> **Challenge**:
Pictures in the records should not be copied, but every other part must be repeated exactly.

-- Records to use start --

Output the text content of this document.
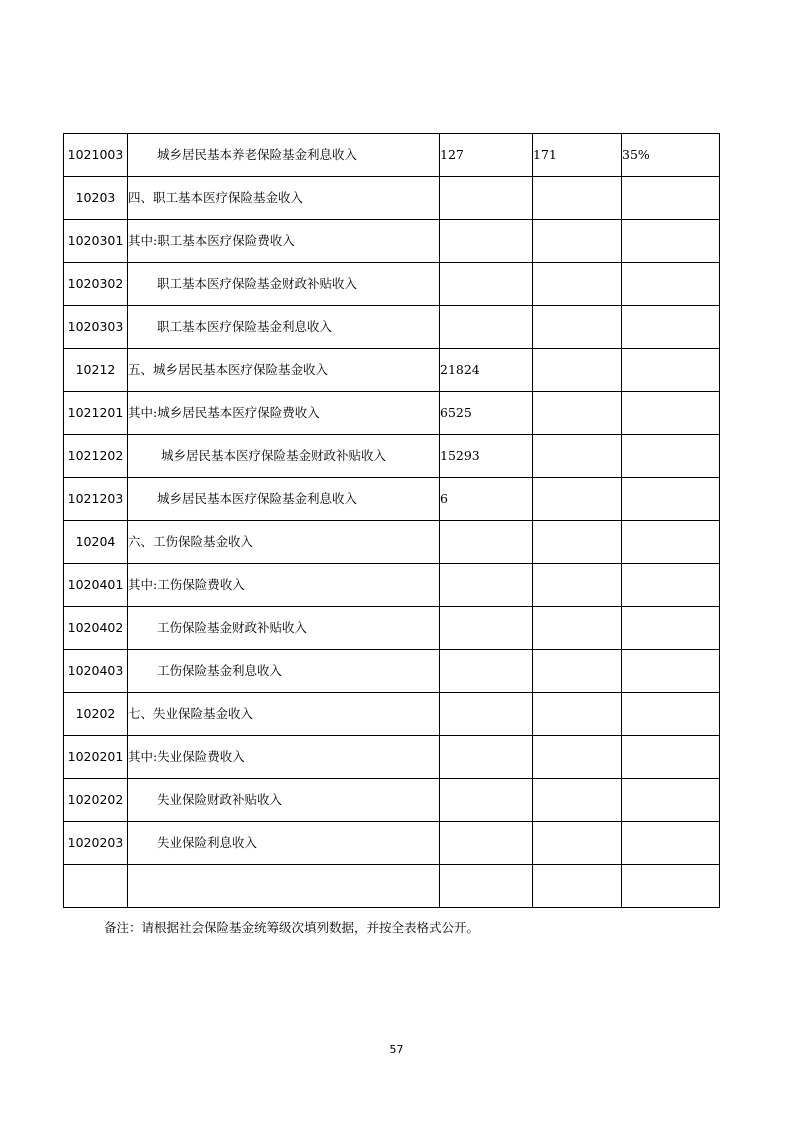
1021003	城乡居民基本养老保险基金利息收入	127	171	35%
10203	四、职工基本医疗保险基金收入			
1020301	其中:职工基本医疗保险费收入			
1020302	职工基本医疗保险基金财政补贴收入			
1020303	职工基本医疗保险基金利息收入			
10212	五、城乡居民基本医疗保险基金收入	21824		
1021201	其中:城乡居民基本医疗保险费收入	6525		
1021202	城乡居民基本医疗保险基金财政补贴收入	15293		
1021203	城乡居民基本医疗保险基金利息收入	6		
10204	六、工伤保险基金收入			
1020401	其中:工伤保险费收入			
1020402	工伤保险基金财政补贴收入			
1020403	工伤保险基金利息收入			
10202	七、失业保险基金收入			
1020201	其中:失业保险费收入			
1020202	失业保险财政补贴收入			
1020203	失业保险利息收入			

备注：请根据社会保险基金统筹级次填列数据，并按全表格式公开。
57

-- Records to use end --

> **Full response**:
Output the text content of this document.
1021003	城乡居民基本养老保险基金利息收入	127	171	35%
10203	四、职工基本医疗保险基金收入			
1020301	其中:职工基本医疗保险费收入			
1020302	职工基本医疗保险基金财政补贴收入			
1020303	职工基本医疗保险基金利息收入			
10212	五、城乡居民基本医疗保险基金收入	21824		
1021201	其中:城乡居民基本医疗保险费收入	6525		
1021202	城乡居民基本医疗保险基金财政补贴收入	15293		
1021203	城乡居民基本医疗保险基金利息收入	6		
10204	六、工伤保险基金收入			
1020401	其中:工伤保险费收入			
1020402	工伤保险基金财政补贴收入			
1020403	工伤保险基金利息收入			
10202	七、失业保险基金收入			
1020201	其中:失业保险费收入			
1020202	失业保险财政补贴收入			
1020203	失业保险利息收入			

备注：请根据社会保险基金统筹级次填列数据，并按全表格式公开。
57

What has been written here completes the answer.